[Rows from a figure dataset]
⟨
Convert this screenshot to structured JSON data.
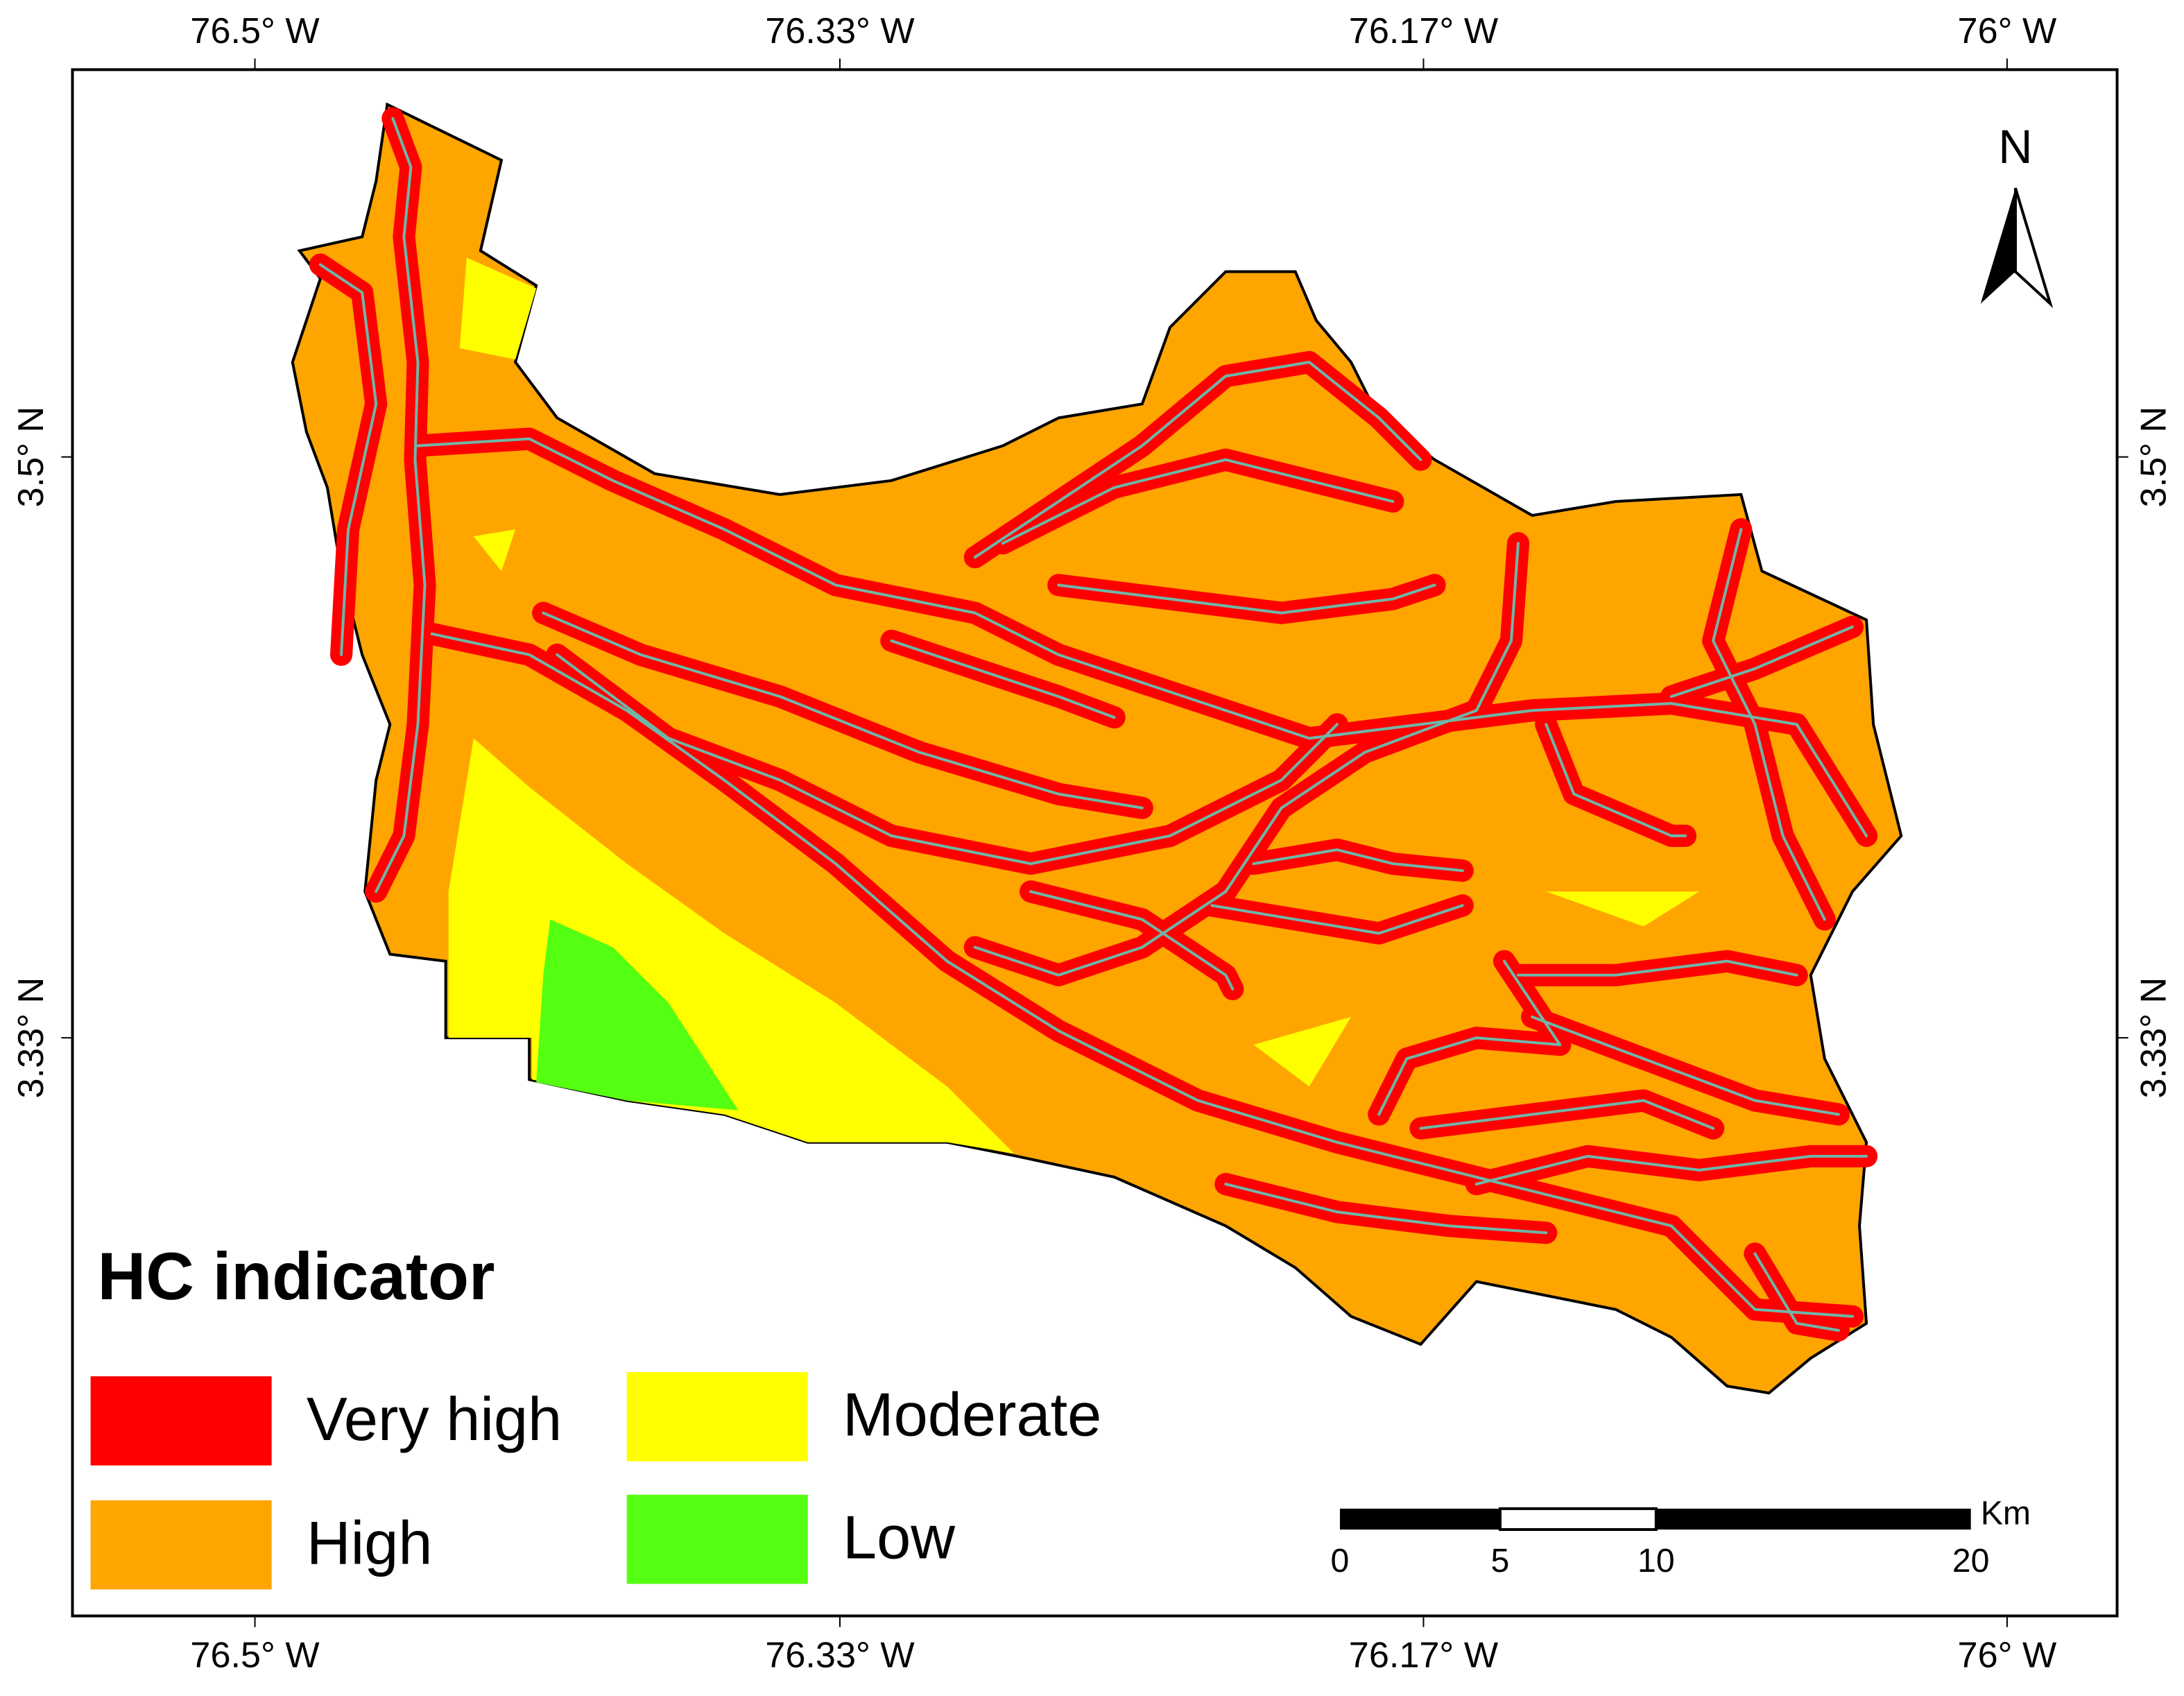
{
  "map": {
    "top_labels": [
      "76.5° W",
      "76.33° W",
      "76.17° W",
      "76° W"
    ],
    "bottom_labels": [
      "76.5° W",
      "76.33° W",
      "76.17° W",
      "76° W"
    ],
    "left_labels": [
      "3.5° N",
      "3.33° N"
    ],
    "right_labels": [
      "3.5° N",
      "3.33° N"
    ],
    "north": "N",
    "legend": {
      "title": "HC indicator",
      "items": [
        {
          "label": "Very high",
          "color": "#ff0000"
        },
        {
          "label": "High",
          "color": "#ffa500"
        },
        {
          "label": "Moderate",
          "color": "#ffff00"
        },
        {
          "label": "Low",
          "color": "#55ff11"
        }
      ]
    },
    "scale_bar": {
      "unit": "Km",
      "labels": [
        "0",
        "5",
        "10",
        "20"
      ]
    }
  }
}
⟩
* **Requirements**: Check each line of the records for the string "color" and state how many lines contain it. Give only the number.

* **Answer in full**: 4